THE EXERCISE:
Copy out the listing that follows, exactly, without its pictures.

RECORDS SUPPLIED:

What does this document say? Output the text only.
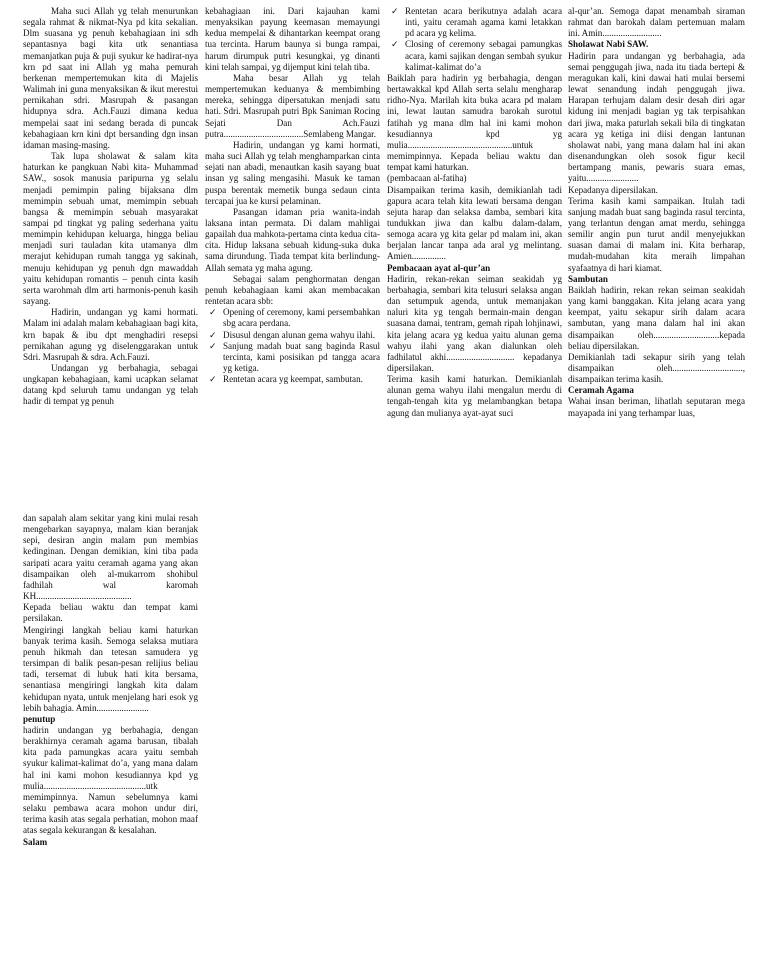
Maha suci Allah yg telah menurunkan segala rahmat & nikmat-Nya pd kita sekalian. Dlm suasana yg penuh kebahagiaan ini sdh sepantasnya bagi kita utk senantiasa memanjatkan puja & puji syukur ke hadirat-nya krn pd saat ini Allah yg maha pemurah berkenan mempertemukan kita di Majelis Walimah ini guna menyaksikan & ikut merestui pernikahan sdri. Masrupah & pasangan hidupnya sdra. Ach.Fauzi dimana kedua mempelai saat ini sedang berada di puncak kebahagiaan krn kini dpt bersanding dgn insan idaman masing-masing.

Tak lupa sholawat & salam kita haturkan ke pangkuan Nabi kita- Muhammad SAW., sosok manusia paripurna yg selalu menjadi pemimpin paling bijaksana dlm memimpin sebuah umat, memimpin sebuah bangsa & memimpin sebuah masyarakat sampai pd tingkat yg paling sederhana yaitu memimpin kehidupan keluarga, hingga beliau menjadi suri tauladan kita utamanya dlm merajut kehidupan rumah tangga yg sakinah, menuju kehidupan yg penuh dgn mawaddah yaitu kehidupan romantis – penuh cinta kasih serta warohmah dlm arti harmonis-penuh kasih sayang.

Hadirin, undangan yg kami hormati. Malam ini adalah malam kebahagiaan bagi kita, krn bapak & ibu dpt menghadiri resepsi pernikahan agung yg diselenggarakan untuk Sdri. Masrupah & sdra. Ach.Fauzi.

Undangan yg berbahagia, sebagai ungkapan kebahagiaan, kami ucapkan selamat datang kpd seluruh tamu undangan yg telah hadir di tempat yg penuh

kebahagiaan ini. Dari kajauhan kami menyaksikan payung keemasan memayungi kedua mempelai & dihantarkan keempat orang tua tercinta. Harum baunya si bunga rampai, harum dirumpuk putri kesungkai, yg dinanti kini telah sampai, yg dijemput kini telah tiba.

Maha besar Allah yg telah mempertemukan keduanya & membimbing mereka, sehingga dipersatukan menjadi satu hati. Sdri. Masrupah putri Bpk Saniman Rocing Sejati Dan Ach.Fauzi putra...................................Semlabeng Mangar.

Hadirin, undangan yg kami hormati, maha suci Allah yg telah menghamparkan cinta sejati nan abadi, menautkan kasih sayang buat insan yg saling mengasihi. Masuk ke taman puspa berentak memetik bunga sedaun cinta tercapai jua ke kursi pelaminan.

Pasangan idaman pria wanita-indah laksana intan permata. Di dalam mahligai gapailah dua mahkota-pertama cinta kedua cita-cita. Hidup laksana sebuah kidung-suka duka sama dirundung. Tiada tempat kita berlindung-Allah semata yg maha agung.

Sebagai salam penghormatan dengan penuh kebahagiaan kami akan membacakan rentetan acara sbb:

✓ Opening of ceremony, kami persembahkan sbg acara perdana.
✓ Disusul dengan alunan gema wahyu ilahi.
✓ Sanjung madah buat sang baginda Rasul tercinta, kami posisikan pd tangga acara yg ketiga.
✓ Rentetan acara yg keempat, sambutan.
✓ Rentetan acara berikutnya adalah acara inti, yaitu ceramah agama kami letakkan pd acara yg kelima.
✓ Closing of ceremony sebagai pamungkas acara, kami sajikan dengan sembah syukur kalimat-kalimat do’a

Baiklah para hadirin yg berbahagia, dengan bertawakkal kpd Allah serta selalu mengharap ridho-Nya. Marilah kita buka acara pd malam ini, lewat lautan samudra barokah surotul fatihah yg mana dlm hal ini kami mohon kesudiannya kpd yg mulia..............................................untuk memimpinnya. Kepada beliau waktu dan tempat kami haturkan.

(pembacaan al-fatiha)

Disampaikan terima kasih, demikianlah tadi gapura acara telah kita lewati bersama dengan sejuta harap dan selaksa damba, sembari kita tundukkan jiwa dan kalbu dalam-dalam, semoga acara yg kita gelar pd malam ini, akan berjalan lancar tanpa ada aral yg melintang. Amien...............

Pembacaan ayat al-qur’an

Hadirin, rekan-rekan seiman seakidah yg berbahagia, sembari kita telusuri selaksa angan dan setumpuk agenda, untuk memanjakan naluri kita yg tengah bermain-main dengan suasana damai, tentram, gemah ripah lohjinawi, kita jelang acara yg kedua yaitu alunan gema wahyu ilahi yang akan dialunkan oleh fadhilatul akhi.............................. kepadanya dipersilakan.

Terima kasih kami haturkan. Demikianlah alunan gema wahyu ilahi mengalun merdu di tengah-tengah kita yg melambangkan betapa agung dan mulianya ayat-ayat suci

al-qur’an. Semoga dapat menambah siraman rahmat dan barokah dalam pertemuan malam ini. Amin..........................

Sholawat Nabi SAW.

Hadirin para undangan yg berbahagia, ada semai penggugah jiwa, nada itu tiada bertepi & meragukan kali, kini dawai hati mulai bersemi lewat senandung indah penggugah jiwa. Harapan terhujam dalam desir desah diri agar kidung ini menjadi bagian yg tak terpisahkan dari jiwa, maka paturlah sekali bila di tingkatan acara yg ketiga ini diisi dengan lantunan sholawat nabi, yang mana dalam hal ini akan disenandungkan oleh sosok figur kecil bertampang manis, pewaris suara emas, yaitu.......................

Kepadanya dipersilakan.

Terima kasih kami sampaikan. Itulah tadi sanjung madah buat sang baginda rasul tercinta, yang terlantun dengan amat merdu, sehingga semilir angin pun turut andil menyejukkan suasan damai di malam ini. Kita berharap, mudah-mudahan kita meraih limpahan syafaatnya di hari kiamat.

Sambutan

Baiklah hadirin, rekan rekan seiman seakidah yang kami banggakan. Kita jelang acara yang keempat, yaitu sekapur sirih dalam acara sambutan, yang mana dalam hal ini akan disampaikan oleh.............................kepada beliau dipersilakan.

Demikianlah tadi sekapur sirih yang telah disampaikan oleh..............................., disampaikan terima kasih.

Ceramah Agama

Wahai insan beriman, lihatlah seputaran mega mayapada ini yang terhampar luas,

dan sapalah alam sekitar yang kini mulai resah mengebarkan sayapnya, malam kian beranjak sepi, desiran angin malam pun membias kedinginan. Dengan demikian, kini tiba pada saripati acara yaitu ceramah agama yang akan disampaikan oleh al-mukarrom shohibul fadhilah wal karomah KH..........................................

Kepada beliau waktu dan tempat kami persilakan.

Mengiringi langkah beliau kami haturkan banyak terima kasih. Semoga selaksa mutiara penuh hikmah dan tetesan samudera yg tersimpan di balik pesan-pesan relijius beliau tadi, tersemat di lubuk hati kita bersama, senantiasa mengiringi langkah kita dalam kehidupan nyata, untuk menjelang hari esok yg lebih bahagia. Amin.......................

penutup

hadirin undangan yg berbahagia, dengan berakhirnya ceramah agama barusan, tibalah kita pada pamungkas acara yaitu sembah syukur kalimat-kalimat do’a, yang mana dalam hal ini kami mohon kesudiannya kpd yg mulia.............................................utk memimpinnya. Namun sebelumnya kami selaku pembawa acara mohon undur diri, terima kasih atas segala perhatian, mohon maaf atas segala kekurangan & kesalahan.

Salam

RESPONSE:
What does this document say? Output the text only.
Maha suci Allah yg telah menurunkan segala rahmat & nikmat-Nya pd kita sekalian. Dlm suasana yg penuh kebahagiaan ini sdh sepantasnya bagi kita utk senantiasa memanjatkan puja & puji syukur ke hadirat-nya krn pd saat ini Allah yg maha pemurah berkenan mempertemukan kita di Majelis Walimah ini guna menyaksikan & ikut merestui pernikahan sdri. Masrupah & pasangan hidupnya sdra. Ach.Fauzi dimana kedua mempelai saat ini sedang berada di puncak kebahagiaan krn kini dpt bersanding dgn insan idaman masing-masing.

Tak lupa sholawat & salam kita haturkan ke pangkuan Nabi kita- Muhammad SAW., sosok manusia paripurna yg selalu menjadi pemimpin paling bijaksana dlm memimpin sebuah umat, memimpin sebuah bangsa & memimpin sebuah masyarakat sampai pd tingkat yg paling sederhana yaitu memimpin kehidupan keluarga, hingga beliau menjadi suri tauladan kita utamanya dlm merajut kehidupan rumah tangga yg sakinah, menuju kehidupan yg penuh dgn mawaddah yaitu kehidupan romantis – penuh cinta kasih serta warohmah dlm arti harmonis-penuh kasih sayang.

Hadirin, undangan yg kami hormati. Malam ini adalah malam kebahagiaan bagi kita, krn bapak & ibu dpt menghadiri resepsi pernikahan agung yg diselenggarakan untuk Sdri. Masrupah & sdra. Ach.Fauzi.

Undangan yg berbahagia, sebagai ungkapan kebahagiaan, kami ucapkan selamat datang kpd seluruh tamu undangan yg telah hadir di tempat yg penuh

kebahagiaan ini. Dari kajauhan kami menyaksikan payung keemasan memayungi kedua mempelai & dihantarkan keempat orang tua tercinta. Harum baunya si bunga rampai, harum dirumpuk putri kesungkai, yg dinanti kini telah sampai, yg dijemput kini telah tiba.

Maha besar Allah yg telah mempertemukan keduanya & membimbing mereka, sehingga dipersatukan menjadi satu hati. Sdri. Masrupah putri Bpk Saniman Rocing Sejati Dan Ach.Fauzi putra...................................Semlabeng Mangar.

Hadirin, undangan yg kami hormati, maha suci Allah yg telah menghamparkan cinta sejati nan abadi, menautkan kasih sayang buat insan yg saling mengasihi. Masuk ke taman puspa berentak memetik bunga sedaun cinta tercapai jua ke kursi pelaminan.

Pasangan idaman pria wanita-indah laksana intan permata. Di dalam mahligai gapailah dua mahkota-pertama cinta kedua cita-cita. Hidup laksana sebuah kidung-suka duka sama dirundung. Tiada tempat kita berlindung-Allah semata yg maha agung.

Sebagai salam penghormatan dengan penuh kebahagiaan kami akan membacakan rentetan acara sbb:

✓ Opening of ceremony, kami persembahkan sbg acara perdana.
✓ Disusul dengan alunan gema wahyu ilahi.
✓ Sanjung madah buat sang baginda Rasul tercinta, kami posisikan pd tangga acara yg ketiga.
✓ Rentetan acara yg keempat, sambutan.
✓ Rentetan acara berikutnya adalah acara inti, yaitu ceramah agama kami letakkan pd acara yg kelima.
✓ Closing of ceremony sebagai pamungkas acara, kami sajikan dengan sembah syukur kalimat-kalimat do’a

Baiklah para hadirin yg berbahagia, dengan bertawakkal kpd Allah serta selalu mengharap ridho-Nya. Marilah kita buka acara pd malam ini, lewat lautan samudra barokah surotul fatihah yg mana dlm hal ini kami mohon kesudiannya kpd yg mulia..............................................untuk memimpinnya. Kepada beliau waktu dan tempat kami haturkan.

(pembacaan al-fatiha)

Disampaikan terima kasih, demikianlah tadi gapura acara telah kita lewati bersama dengan sejuta harap dan selaksa damba, sembari kita tundukkan jiwa dan kalbu dalam-dalam, semoga acara yg kita gelar pd malam ini, akan berjalan lancar tanpa ada aral yg melintang. Amien...............

Pembacaan ayat al-qur’an

Hadirin, rekan-rekan seiman seakidah yg berbahagia, sembari kita telusuri selaksa angan dan setumpuk agenda, untuk memanjakan naluri kita yg tengah bermain-main dengan suasana damai, tentram, gemah ripah lohjinawi, kita jelang acara yg kedua yaitu alunan gema wahyu ilahi yang akan dialunkan oleh fadhilatul akhi.............................. kepadanya dipersilakan.

Terima kasih kami haturkan. Demikianlah alunan gema wahyu ilahi mengalun merdu di tengah-tengah kita yg melambangkan betapa agung dan mulianya ayat-ayat suci

al-qur’an. Semoga dapat menambah siraman rahmat dan barokah dalam pertemuan malam ini. Amin..........................

Sholawat Nabi SAW.

Hadirin para undangan yg berbahagia, ada semai penggugah jiwa, nada itu tiada bertepi & meragukan kali, kini dawai hati mulai bersemi lewat senandung indah penggugah jiwa. Harapan terhujam dalam desir desah diri agar kidung ini menjadi bagian yg tak terpisahkan dari jiwa, maka paturlah sekali bila di tingkatan acara yg ketiga ini diisi dengan lantunan sholawat nabi, yang mana dalam hal ini akan disenandungkan oleh sosok figur kecil bertampang manis, pewaris suara emas, yaitu.......................

Kepadanya dipersilakan.

Terima kasih kami sampaikan. Itulah tadi sanjung madah buat sang baginda rasul tercinta, yang terlantun dengan amat merdu, sehingga semilir angin pun turut andil menyejukkan suasan damai di malam ini. Kita berharap, mudah-mudahan kita meraih limpahan syafaatnya di hari kiamat.

Sambutan

Baiklah hadirin, rekan rekan seiman seakidah yang kami banggakan. Kita jelang acara yang keempat, yaitu sekapur sirih dalam acara sambutan, yang mana dalam hal ini akan disampaikan oleh.............................kepada beliau dipersilakan.

Demikianlah tadi sekapur sirih yang telah disampaikan oleh..............................., disampaikan terima kasih.

Ceramah Agama

Wahai insan beriman, lihatlah seputaran mega mayapada ini yang terhampar luas,

dan sapalah alam sekitar yang kini mulai resah mengebarkan sayapnya, malam kian beranjak sepi, desiran angin malam pun membias kedinginan. Dengan demikian, kini tiba pada saripati acara yaitu ceramah agama yang akan disampaikan oleh al-mukarrom shohibul fadhilah wal karomah KH..........................................

Kepada beliau waktu dan tempat kami persilakan.

Mengiringi langkah beliau kami haturkan banyak terima kasih. Semoga selaksa mutiara penuh hikmah dan tetesan samudera yg tersimpan di balik pesan-pesan relijius beliau tadi, tersemat di lubuk hati kita bersama, senantiasa mengiringi langkah kita dalam kehidupan nyata, untuk menjelang hari esok yg lebih bahagia. Amin.......................

penutup

hadirin undangan yg berbahagia, dengan berakhirnya ceramah agama barusan, tibalah kita pada pamungkas acara yaitu sembah syukur kalimat-kalimat do’a, yang mana dalam hal ini kami mohon kesudiannya kpd yg mulia.............................................utk memimpinnya. Namun sebelumnya kami selaku pembawa acara mohon undur diri, terima kasih atas segala perhatian, mohon maaf atas segala kekurangan & kesalahan.

Salam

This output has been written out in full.